▶ YOUR OBJECTIVE
Every entry needs to be printed exactly, please.

- - -

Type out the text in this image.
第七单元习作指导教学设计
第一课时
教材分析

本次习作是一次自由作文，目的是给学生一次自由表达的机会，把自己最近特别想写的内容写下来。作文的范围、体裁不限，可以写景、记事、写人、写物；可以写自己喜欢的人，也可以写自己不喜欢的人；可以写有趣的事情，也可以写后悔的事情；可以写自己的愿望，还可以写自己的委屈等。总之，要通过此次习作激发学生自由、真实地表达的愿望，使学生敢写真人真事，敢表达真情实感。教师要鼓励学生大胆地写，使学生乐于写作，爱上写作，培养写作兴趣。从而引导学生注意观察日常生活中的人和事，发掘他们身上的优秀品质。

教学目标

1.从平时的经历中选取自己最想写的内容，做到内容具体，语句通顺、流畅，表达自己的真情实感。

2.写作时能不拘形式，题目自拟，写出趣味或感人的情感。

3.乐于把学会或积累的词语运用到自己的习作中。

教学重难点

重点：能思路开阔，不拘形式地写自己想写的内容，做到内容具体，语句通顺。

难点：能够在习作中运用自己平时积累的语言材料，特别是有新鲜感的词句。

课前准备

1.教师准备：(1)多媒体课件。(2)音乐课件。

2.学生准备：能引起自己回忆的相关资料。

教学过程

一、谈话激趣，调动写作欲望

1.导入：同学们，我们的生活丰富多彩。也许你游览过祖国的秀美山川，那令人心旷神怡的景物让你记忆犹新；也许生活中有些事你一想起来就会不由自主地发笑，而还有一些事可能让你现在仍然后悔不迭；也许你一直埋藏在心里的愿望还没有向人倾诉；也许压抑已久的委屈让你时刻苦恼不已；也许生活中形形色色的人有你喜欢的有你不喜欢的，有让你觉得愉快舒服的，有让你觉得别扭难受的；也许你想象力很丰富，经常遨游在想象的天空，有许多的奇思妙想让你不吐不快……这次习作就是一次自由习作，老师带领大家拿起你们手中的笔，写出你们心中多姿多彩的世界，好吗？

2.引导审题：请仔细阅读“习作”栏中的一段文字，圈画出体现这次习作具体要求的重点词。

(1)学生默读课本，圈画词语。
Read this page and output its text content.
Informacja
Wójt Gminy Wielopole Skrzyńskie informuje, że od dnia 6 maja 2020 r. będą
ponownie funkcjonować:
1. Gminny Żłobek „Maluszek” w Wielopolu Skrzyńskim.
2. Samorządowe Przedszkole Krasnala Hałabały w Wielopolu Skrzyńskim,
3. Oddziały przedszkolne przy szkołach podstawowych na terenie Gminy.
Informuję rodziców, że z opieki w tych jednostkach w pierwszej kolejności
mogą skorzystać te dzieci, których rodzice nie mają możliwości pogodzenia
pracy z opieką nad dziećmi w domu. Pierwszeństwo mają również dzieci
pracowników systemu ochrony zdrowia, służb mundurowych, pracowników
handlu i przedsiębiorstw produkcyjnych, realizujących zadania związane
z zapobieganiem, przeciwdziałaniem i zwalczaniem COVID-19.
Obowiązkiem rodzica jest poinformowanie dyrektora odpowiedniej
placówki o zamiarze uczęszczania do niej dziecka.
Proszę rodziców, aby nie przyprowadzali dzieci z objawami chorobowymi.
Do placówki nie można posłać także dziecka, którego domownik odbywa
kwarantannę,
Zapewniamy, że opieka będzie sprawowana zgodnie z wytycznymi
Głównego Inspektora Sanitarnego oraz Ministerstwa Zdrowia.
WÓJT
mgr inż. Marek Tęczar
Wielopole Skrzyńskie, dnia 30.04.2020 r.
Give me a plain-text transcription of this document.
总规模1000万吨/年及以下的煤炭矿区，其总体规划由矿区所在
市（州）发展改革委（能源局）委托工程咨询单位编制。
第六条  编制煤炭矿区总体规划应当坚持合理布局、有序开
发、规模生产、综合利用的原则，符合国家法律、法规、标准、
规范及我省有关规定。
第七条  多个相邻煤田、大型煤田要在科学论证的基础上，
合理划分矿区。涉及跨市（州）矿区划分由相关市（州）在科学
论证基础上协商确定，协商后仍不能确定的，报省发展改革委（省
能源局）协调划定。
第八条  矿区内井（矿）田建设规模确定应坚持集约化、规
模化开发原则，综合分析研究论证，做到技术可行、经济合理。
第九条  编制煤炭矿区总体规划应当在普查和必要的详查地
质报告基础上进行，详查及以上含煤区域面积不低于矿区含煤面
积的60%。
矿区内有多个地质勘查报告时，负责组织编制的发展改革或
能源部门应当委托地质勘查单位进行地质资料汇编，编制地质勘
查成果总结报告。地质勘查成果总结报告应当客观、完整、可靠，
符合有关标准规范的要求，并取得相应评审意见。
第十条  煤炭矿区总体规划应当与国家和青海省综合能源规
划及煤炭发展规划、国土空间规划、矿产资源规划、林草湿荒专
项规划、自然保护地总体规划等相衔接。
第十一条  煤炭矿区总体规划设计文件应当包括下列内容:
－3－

- - -

▶ RESULT BELOW
Type out the text in this image.
第七单元习作指导教学设计
第一课时
教材分析

本次习作是一次自由作文，目的是给学生一次自由表达的机会，把自己最近特别想写的内容写下来。作文的范围、体裁不限，可以写景、记事、写人、写物；可以写自己喜欢的人，也可以写自己不喜欢的人；可以写有趣的事情，也可以写后悔的事情；可以写自己的愿望，还可以写自己的委屈等。总之，要通过此次习作激发学生自由、真实地表达的愿望，使学生敢写真人真事，敢表达真情实感。教师要鼓励学生大胆地写，使学生乐于写作，爱上写作，培养写作兴趣。从而引导学生注意观察日常生活中的人和事，发掘他们身上的优秀品质。

教学目标

1.从平时的经历中选取自己最想写的内容，做到内容具体，语句通顺、流畅，表达自己的真情实感。

2.写作时能不拘形式，题目自拟，写出趣味或感人的情感。

3.乐于把学会或积累的词语运用到自己的习作中。

教学重难点

重点：能思路开阔，不拘形式地写自己想写的内容，做到内容具体，语句通顺。

难点：能够在习作中运用自己平时积累的语言材料，特别是有新鲜感的词句。

课前准备

1.教师准备：(1)多媒体课件。(2)音乐课件。

2.学生准备：能引起自己回忆的相关资料。

教学过程

一、谈话激趣，调动写作欲望

1.导入：同学们，我们的生活丰富多彩。也许你游览过祖国的秀美山川，那令人心旷神怡的景物让你记忆犹新；也许生活中有些事你一想起来就会不由自主地发笑，而还有一些事可能让你现在仍然后悔不迭；也许你一直埋藏在心里的愿望还没有向人倾诉；也许压抑已久的委屈让你时刻苦恼不已；也许生活中形形色色的人有你喜欢的有你不喜欢的，有让你觉得愉快舒服的，有让你觉得别扭难受的；也许你想象力很丰富，经常遨游在想象的天空，有许多的奇思妙想让你不吐不快……这次习作就是一次自由习作，老师带领大家拿起你们手中的笔，写出你们心中多姿多彩的世界，好吗？

2.引导审题：请仔细阅读“习作”栏中的一段文字，圈画出体现这次习作具体要求的重点词。

(1)学生默读课本，圈画词语。
Read this page and output its text content.
Informacja
Wójt Gminy Wielopole Skrzyńskie informuje, że od dnia 6 maja 2020 r. będą
ponownie funkcjonować:
1. Gminny Żłobek „Maluszek” w Wielopolu Skrzyńskim.
2. Samorządowe Przedszkole Krasnala Hałabały w Wielopolu Skrzyńskim,
3. Oddziały przedszkolne przy szkołach podstawowych na terenie Gminy.
Informuję rodziców, że z opieki w tych jednostkach w pierwszej kolejności
mogą skorzystać te dzieci, których rodzice nie mają możliwości pogodzenia
pracy z opieką nad dziećmi w domu. Pierwszeństwo mają również dzieci
pracowników systemu ochrony zdrowia, służb mundurowych, pracowników
handlu i przedsiębiorstw produkcyjnych, realizujących zadania związane
z zapobieganiem, przeciwdziałaniem i zwalczaniem COVID-19.
Obowiązkiem rodzica jest poinformowanie dyrektora odpowiedniej
placówki o zamiarze uczęszczania do niej dziecka.
Proszę rodziców, aby nie przyprowadzali dzieci z objawami chorobowymi.
Do placówki nie można posłać także dziecka, którego domownik odbywa
kwarantannę,
Zapewniamy, że opieka będzie sprawowana zgodnie z wytycznymi
Głównego Inspektora Sanitarnego oraz Ministerstwa Zdrowia.
WÓJT
mgr inż. Marek Tęczar
Wielopole Skrzyńskie, dnia 30.04.2020 r.
Give me a plain-text transcription of this document.
总规模1000万吨/年及以下的煤炭矿区，其总体规划由矿区所在
市（州）发展改革委（能源局）委托工程咨询单位编制。
第六条  编制煤炭矿区总体规划应当坚持合理布局、有序开
发、规模生产、综合利用的原则，符合国家法律、法规、标准、
规范及我省有关规定。
第七条  多个相邻煤田、大型煤田要在科学论证的基础上，
合理划分矿区。涉及跨市（州）矿区划分由相关市（州）在科学
论证基础上协商确定，协商后仍不能确定的，报省发展改革委（省
能源局）协调划定。
第八条  矿区内井（矿）田建设规模确定应坚持集约化、规
模化开发原则，综合分析研究论证，做到技术可行、经济合理。
第九条  编制煤炭矿区总体规划应当在普查和必要的详查地
质报告基础上进行，详查及以上含煤区域面积不低于矿区含煤面
积的60%。
矿区内有多个地质勘查报告时，负责组织编制的发展改革或
能源部门应当委托地质勘查单位进行地质资料汇编，编制地质勘
查成果总结报告。地质勘查成果总结报告应当客观、完整、可靠，
符合有关标准规范的要求，并取得相应评审意见。
第十条  煤炭矿区总体规划应当与国家和青海省综合能源规
划及煤炭发展规划、国土空间规划、矿产资源规划、林草湿荒专
项规划、自然保护地总体规划等相衔接。
第十一条  煤炭矿区总体规划设计文件应当包括下列内容:
－3－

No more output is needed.